| Input for this task |

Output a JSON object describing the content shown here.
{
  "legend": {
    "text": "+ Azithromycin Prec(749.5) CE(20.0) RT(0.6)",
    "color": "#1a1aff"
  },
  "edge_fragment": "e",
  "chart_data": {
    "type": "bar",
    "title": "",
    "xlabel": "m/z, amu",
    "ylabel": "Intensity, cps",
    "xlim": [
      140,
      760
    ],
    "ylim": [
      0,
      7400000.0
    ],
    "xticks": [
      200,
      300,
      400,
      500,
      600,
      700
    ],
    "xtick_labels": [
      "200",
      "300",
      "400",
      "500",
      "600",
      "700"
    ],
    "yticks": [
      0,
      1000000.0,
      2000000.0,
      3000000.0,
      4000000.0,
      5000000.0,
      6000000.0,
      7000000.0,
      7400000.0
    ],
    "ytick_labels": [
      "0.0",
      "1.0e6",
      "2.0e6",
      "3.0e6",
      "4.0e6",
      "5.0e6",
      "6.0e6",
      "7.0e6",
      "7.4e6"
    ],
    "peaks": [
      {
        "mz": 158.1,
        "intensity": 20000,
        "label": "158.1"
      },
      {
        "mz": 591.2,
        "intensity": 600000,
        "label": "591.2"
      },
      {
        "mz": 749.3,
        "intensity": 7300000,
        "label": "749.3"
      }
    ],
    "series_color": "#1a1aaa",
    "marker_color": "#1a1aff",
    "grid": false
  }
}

* * *

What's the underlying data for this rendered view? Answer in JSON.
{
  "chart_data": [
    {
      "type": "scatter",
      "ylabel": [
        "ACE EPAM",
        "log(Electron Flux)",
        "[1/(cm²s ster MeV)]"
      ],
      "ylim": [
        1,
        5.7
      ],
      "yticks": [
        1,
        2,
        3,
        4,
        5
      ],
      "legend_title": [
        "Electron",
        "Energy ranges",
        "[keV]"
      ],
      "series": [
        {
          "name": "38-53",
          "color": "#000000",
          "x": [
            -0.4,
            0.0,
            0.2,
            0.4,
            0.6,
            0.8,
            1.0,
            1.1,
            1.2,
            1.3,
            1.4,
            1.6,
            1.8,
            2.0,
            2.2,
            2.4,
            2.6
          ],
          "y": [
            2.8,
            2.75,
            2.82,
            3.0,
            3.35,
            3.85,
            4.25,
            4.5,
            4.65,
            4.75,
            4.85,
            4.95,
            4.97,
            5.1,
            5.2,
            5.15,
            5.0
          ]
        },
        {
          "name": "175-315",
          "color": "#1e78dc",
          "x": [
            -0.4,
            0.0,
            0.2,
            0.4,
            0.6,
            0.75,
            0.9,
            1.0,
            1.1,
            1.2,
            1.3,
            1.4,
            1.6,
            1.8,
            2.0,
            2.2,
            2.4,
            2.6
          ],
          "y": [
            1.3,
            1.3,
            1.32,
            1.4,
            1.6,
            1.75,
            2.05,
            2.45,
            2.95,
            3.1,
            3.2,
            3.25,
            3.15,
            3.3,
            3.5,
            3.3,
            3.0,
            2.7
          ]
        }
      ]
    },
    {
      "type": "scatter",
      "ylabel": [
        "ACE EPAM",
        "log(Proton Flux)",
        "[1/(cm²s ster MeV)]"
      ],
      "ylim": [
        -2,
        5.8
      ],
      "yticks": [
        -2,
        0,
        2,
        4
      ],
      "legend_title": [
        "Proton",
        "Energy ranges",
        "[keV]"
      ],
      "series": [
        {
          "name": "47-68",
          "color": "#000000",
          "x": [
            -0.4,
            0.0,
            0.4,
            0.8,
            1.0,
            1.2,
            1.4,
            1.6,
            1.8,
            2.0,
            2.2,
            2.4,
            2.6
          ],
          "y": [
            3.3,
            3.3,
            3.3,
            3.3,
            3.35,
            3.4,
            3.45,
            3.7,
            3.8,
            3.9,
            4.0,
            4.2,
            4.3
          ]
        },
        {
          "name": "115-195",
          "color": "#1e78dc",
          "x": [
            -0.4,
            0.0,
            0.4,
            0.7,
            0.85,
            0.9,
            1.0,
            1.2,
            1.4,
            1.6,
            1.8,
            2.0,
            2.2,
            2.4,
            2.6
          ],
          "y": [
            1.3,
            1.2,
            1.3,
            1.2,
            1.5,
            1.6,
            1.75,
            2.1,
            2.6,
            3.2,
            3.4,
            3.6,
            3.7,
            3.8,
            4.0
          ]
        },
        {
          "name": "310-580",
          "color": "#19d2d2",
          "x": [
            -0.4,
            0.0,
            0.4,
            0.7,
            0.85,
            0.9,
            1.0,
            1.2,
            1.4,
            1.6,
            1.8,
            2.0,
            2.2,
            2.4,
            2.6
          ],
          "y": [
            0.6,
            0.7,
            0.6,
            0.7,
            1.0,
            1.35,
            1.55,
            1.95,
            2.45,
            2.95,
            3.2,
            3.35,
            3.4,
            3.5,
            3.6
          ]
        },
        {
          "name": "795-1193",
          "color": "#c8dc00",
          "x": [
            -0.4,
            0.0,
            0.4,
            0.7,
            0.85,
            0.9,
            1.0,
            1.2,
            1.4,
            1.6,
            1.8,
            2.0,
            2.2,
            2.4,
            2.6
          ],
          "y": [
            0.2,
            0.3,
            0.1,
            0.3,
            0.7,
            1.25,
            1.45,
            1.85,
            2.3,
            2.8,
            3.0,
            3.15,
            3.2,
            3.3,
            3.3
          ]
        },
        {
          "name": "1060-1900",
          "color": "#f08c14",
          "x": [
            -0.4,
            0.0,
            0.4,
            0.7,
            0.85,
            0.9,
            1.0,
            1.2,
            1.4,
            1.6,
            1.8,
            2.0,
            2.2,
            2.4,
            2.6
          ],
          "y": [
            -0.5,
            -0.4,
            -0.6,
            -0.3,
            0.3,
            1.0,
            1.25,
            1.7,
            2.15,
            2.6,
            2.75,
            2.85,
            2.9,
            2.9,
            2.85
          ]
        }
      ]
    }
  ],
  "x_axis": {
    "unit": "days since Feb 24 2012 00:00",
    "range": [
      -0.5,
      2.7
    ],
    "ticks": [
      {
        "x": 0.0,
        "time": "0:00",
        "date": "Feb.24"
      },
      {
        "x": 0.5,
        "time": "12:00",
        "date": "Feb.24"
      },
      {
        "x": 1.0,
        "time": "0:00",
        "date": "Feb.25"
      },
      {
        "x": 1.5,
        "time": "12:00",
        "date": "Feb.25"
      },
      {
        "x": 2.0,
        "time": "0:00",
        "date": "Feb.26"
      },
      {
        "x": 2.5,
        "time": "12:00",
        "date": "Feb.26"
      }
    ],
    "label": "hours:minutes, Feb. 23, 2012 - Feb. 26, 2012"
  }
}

--

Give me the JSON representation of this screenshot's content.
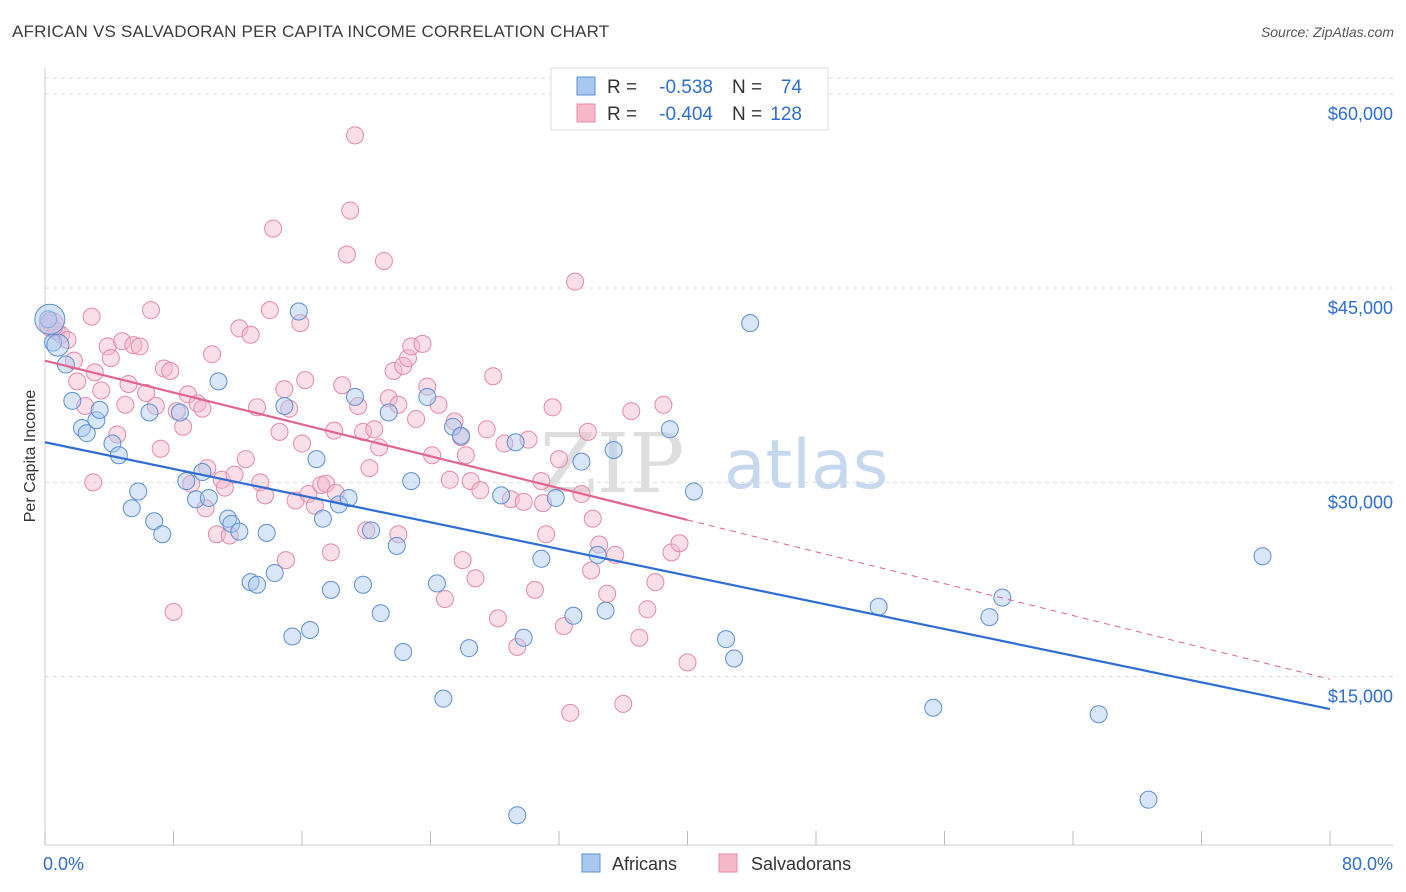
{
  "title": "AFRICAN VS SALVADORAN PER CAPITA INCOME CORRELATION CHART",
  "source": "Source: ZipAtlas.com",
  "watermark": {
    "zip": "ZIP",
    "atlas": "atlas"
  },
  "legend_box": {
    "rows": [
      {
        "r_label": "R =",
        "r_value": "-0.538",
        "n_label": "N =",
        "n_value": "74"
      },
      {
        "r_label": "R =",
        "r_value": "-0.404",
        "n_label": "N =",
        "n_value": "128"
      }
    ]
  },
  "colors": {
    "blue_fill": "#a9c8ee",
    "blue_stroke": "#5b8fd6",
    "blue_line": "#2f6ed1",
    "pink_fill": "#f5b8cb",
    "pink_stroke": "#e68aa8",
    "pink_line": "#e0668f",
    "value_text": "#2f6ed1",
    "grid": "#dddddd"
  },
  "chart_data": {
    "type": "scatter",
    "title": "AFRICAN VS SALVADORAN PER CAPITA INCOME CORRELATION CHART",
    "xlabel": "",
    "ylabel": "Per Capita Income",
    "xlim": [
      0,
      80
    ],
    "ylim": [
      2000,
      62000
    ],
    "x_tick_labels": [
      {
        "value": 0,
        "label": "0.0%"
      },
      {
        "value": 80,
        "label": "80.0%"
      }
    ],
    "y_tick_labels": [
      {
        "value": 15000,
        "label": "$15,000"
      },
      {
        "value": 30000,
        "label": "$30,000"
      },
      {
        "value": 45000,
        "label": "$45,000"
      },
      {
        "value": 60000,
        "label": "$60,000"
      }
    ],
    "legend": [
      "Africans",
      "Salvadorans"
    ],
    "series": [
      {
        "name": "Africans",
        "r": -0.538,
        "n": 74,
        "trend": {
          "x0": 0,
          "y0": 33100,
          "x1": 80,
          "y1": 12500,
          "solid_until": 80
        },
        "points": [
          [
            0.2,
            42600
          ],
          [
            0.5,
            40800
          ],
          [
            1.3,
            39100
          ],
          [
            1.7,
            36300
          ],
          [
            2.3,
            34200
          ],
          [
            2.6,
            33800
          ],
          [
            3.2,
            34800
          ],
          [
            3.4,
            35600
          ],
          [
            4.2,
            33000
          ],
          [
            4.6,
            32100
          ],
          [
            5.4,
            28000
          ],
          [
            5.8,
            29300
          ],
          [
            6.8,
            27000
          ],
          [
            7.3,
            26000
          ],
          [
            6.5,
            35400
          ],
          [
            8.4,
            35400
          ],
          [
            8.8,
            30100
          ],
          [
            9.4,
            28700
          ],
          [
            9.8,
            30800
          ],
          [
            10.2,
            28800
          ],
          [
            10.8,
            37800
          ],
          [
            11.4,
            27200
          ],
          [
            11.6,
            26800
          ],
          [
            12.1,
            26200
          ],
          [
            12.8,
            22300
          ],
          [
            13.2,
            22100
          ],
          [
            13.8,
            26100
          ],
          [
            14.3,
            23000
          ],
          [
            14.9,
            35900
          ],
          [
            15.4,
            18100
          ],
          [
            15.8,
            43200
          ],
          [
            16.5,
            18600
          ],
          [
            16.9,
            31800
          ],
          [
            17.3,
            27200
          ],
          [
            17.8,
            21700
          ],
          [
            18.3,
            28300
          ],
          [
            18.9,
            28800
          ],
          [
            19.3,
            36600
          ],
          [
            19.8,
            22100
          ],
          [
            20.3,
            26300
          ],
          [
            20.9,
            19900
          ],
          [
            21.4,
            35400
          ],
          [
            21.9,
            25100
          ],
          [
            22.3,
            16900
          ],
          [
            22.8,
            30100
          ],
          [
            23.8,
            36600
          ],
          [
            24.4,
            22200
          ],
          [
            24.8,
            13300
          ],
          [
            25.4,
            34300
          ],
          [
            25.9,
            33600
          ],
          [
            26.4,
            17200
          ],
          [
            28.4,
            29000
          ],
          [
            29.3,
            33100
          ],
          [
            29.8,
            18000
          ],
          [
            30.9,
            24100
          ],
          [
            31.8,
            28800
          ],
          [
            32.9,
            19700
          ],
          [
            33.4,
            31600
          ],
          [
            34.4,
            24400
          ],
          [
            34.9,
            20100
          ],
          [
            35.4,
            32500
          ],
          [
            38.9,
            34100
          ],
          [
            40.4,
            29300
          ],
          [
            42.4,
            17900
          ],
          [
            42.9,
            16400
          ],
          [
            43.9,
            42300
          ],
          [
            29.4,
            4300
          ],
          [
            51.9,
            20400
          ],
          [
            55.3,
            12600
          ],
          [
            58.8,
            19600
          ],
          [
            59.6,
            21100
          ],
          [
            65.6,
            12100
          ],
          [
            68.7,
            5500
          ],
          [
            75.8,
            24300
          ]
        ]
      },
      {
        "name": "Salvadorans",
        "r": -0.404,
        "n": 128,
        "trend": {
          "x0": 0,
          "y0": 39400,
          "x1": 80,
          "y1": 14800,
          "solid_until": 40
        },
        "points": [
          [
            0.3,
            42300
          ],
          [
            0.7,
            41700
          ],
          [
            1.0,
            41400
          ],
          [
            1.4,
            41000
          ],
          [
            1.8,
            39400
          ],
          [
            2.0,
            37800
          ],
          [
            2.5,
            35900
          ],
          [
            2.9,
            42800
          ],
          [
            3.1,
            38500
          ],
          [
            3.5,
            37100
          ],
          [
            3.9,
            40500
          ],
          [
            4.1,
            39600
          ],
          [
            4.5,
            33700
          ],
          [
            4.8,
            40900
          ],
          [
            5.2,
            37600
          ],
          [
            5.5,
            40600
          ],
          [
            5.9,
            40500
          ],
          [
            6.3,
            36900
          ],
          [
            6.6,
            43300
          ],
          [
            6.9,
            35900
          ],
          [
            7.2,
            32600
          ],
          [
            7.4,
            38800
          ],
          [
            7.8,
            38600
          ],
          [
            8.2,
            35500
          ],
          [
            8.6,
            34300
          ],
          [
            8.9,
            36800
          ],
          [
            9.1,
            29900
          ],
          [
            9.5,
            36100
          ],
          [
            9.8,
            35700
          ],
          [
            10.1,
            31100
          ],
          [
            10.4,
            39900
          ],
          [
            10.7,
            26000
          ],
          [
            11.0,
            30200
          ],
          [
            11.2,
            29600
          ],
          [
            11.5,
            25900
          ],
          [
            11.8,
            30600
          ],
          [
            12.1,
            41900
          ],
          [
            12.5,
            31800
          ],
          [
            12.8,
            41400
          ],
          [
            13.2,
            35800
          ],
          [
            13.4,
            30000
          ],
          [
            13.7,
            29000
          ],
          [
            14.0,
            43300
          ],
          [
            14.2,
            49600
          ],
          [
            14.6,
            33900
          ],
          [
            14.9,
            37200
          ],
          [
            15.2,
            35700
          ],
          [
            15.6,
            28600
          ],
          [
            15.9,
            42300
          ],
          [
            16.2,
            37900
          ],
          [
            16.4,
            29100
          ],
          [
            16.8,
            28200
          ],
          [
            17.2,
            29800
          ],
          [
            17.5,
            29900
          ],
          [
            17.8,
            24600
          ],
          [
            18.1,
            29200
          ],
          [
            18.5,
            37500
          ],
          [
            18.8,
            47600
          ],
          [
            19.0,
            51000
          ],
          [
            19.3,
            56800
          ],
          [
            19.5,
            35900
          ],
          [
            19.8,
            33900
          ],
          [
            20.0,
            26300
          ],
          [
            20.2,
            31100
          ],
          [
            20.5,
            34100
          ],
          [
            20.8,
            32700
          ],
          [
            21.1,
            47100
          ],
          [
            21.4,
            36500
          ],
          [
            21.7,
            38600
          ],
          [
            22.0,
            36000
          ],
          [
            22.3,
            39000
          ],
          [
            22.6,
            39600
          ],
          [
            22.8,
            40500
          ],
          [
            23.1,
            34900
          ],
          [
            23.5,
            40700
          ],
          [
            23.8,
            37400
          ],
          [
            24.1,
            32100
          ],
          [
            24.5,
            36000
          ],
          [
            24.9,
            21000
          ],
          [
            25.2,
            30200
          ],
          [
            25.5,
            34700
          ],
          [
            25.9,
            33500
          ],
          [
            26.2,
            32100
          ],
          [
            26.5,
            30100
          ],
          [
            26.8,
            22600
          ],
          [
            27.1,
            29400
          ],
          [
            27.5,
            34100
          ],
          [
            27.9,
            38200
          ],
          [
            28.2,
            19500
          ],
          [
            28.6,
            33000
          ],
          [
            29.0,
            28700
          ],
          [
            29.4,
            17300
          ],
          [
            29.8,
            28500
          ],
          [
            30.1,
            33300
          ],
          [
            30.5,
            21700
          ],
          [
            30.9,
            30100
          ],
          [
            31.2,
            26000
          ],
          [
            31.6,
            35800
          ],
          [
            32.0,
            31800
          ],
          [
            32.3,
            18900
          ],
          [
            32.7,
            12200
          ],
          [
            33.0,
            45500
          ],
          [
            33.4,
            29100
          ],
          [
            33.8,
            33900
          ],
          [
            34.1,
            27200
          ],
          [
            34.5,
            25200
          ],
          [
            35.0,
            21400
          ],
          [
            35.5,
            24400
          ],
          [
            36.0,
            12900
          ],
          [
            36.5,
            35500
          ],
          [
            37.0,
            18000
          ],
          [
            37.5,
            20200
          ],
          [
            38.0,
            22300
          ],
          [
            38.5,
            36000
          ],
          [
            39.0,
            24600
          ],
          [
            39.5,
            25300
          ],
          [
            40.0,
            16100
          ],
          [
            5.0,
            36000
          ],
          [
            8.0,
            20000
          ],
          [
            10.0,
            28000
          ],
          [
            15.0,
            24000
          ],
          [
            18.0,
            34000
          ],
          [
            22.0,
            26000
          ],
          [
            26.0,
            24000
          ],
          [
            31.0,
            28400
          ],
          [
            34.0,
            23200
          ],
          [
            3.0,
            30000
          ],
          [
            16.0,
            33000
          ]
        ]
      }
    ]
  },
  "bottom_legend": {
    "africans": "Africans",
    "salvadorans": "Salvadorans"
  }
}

| Problem to solve |
Scan the lines above for "Salvadorans", then copy every one that has it.

| Reply |
      "Salvadorans"
        "name": "Salvadorans",
    "salvadorans": "Salvadorans"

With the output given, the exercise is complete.